(Dataset items)
————

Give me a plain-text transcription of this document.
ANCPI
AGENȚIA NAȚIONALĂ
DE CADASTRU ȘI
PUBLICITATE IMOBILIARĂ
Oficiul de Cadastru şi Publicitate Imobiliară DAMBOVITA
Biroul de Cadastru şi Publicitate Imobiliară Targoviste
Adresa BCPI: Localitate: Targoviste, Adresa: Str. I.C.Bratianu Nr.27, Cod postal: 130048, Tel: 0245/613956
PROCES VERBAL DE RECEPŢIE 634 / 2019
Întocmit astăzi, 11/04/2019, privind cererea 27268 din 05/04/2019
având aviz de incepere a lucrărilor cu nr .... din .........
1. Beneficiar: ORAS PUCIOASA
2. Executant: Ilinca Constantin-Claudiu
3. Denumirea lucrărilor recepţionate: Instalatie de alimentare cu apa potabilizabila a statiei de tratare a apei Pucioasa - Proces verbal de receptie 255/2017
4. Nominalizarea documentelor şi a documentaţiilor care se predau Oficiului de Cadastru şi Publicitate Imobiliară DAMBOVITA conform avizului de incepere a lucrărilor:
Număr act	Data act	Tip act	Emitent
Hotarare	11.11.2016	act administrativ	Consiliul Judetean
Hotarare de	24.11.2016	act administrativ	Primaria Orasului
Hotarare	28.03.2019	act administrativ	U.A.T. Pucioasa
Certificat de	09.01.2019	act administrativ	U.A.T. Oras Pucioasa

————

■ **Goal**:
Every entry must be output again, exactly as written above.

■ **Task response**:
Give me a plain-text transcription of this document.
ANCPI
AGENȚIA NAȚIONALĂ
DE CADASTRU ȘI
PUBLICITATE IMOBILIARĂ
Oficiul de Cadastru şi Publicitate Imobiliară DAMBOVITA
Biroul de Cadastru şi Publicitate Imobiliară Targoviste
Adresa BCPI: Localitate: Targoviste, Adresa: Str. I.C.Bratianu Nr.27, Cod postal: 130048, Tel: 0245/613956
PROCES VERBAL DE RECEPŢIE 634 / 2019
Întocmit astăzi, 11/04/2019, privind cererea 27268 din 05/04/2019
având aviz de incepere a lucrărilor cu nr .... din .........
1. Beneficiar: ORAS PUCIOASA
2. Executant: Ilinca Constantin-Claudiu
3. Denumirea lucrărilor recepţionate: Instalatie de alimentare cu apa potabilizabila a statiei de tratare a apei Pucioasa - Proces verbal de receptie 255/2017
4. Nominalizarea documentelor şi a documentaţiilor care se predau Oficiului de Cadastru şi Publicitate Imobiliară DAMBOVITA conform avizului de incepere a lucrărilor:
Număr act	Data act	Tip act	Emitent
Hotarare	11.11.2016	act administrativ	Consiliul Judetean
Hotarare de	24.11.2016	act administrativ	Primaria Orasului
Hotarare	28.03.2019	act administrativ	U.A.T. Pucioasa
Certificat de	09.01.2019	act administrativ	U.A.T. Oras Pucioasa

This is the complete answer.